WHAT YOU HAVE TO DO — Don't copy the pictures; return every other part of the records exactly.

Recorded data
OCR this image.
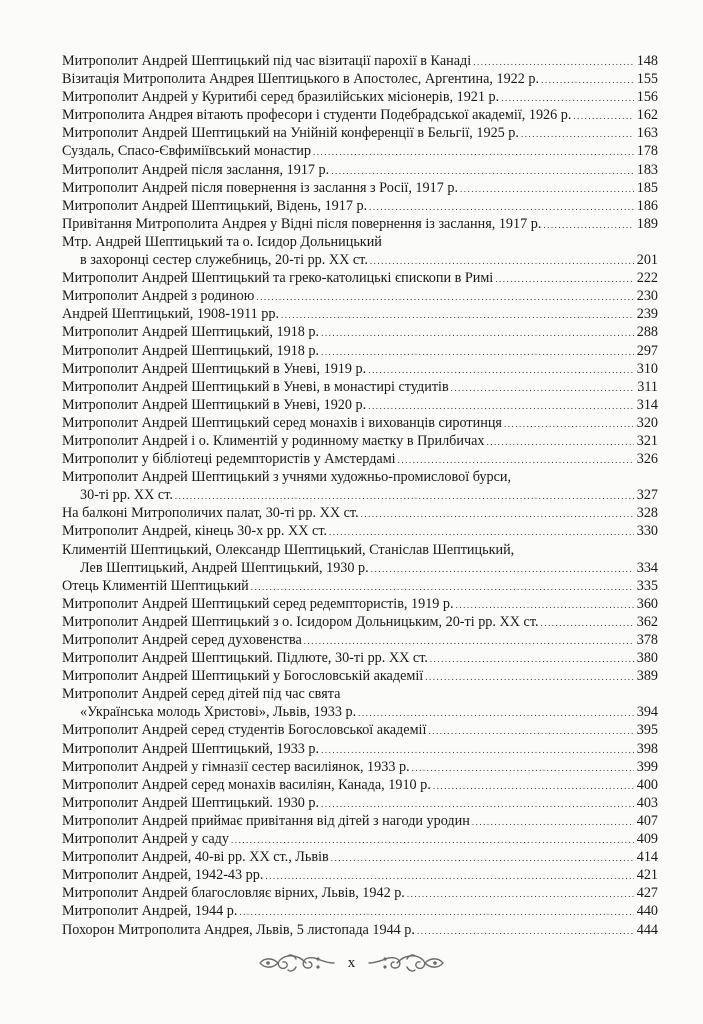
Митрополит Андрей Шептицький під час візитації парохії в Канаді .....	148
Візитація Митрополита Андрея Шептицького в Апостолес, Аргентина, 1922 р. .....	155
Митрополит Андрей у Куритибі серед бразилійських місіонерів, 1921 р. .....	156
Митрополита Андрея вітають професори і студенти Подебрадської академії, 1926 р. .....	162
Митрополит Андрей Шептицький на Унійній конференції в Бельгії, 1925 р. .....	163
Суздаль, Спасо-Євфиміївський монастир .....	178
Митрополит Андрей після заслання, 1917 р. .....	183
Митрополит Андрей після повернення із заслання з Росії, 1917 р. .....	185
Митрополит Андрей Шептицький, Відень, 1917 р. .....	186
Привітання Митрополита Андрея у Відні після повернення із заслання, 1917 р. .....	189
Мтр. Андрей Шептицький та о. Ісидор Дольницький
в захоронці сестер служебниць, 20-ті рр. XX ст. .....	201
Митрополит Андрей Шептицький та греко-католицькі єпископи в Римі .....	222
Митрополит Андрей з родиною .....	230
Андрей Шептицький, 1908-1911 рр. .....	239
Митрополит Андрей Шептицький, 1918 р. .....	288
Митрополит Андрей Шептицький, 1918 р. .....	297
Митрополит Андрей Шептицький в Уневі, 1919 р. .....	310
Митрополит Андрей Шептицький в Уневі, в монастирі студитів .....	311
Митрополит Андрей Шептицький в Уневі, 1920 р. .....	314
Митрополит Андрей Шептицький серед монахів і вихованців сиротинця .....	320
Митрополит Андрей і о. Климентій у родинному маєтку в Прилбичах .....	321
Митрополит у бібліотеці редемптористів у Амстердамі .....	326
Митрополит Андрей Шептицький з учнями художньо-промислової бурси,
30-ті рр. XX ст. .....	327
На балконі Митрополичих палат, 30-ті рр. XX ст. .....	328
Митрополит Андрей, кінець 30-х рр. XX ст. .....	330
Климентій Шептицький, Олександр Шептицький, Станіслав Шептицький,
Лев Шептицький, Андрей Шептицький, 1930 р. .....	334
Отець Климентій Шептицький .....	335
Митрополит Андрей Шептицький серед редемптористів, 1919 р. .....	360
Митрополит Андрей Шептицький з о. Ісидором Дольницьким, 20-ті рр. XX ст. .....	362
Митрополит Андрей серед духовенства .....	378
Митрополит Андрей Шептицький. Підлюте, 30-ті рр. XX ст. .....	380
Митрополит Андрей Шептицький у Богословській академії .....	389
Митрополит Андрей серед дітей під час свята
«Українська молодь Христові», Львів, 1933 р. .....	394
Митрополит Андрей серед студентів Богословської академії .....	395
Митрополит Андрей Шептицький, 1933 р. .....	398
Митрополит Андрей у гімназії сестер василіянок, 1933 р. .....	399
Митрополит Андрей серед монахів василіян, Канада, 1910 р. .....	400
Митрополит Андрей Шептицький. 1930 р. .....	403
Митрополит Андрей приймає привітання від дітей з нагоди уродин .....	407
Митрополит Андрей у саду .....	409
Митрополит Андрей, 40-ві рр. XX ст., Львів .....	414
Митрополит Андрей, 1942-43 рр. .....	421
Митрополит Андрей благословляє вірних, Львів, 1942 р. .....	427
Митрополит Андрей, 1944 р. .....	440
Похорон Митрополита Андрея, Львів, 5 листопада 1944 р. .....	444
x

THE RESULT —
OCR this image.
Митрополит Андрей Шептицький під час візитації парохії в Канаді .....	148
Візитація Митрополита Андрея Шептицького в Апостолес, Аргентина, 1922 р. .....	155
Митрополит Андрей у Куритибі серед бразилійських місіонерів, 1921 р. .....	156
Митрополита Андрея вітають професори і студенти Подебрадської академії, 1926 р. .....	162
Митрополит Андрей Шептицький на Унійній конференції в Бельгії, 1925 р. .....	163
Суздаль, Спасо-Євфиміївський монастир .....	178
Митрополит Андрей після заслання, 1917 р. .....	183
Митрополит Андрей після повернення із заслання з Росії, 1917 р. .....	185
Митрополит Андрей Шептицький, Відень, 1917 р. .....	186
Привітання Митрополита Андрея у Відні після повернення із заслання, 1917 р. .....	189
Мтр. Андрей Шептицький та о. Ісидор Дольницький
в захоронці сестер служебниць, 20-ті рр. XX ст. .....	201
Митрополит Андрей Шептицький та греко-католицькі єпископи в Римі .....	222
Митрополит Андрей з родиною .....	230
Андрей Шептицький, 1908-1911 рр. .....	239
Митрополит Андрей Шептицький, 1918 р. .....	288
Митрополит Андрей Шептицький, 1918 р. .....	297
Митрополит Андрей Шептицький в Уневі, 1919 р. .....	310
Митрополит Андрей Шептицький в Уневі, в монастирі студитів .....	311
Митрополит Андрей Шептицький в Уневі, 1920 р. .....	314
Митрополит Андрей Шептицький серед монахів і вихованців сиротинця .....	320
Митрополит Андрей і о. Климентій у родинному маєтку в Прилбичах .....	321
Митрополит у бібліотеці редемптористів у Амстердамі .....	326
Митрополит Андрей Шептицький з учнями художньо-промислової бурси,
30-ті рр. XX ст. .....	327
На балконі Митрополичих палат, 30-ті рр. XX ст. .....	328
Митрополит Андрей, кінець 30-х рр. XX ст. .....	330
Климентій Шептицький, Олександр Шептицький, Станіслав Шептицький,
Лев Шептицький, Андрей Шептицький, 1930 р. .....	334
Отець Климентій Шептицький .....	335
Митрополит Андрей Шептицький серед редемптористів, 1919 р. .....	360
Митрополит Андрей Шептицький з о. Ісидором Дольницьким, 20-ті рр. XX ст. .....	362
Митрополит Андрей серед духовенства .....	378
Митрополит Андрей Шептицький. Підлюте, 30-ті рр. XX ст. .....	380
Митрополит Андрей Шептицький у Богословській академії .....	389
Митрополит Андрей серед дітей під час свята
«Українська молодь Христові», Львів, 1933 р. .....	394
Митрополит Андрей серед студентів Богословської академії .....	395
Митрополит Андрей Шептицький, 1933 р. .....	398
Митрополит Андрей у гімназії сестер василіянок, 1933 р. .....	399
Митрополит Андрей серед монахів василіян, Канада, 1910 р. .....	400
Митрополит Андрей Шептицький. 1930 р. .....	403
Митрополит Андрей приймає привітання від дітей з нагоди уродин .....	407
Митрополит Андрей у саду .....	409
Митрополит Андрей, 40-ві рр. XX ст., Львів .....	414
Митрополит Андрей, 1942-43 рр. .....	421
Митрополит Андрей благословляє вірних, Львів, 1942 р. .....	427
Митрополит Андрей, 1944 р. .....	440
Похорон Митрополита Андрея, Львів, 5 листопада 1944 р. .....	444
x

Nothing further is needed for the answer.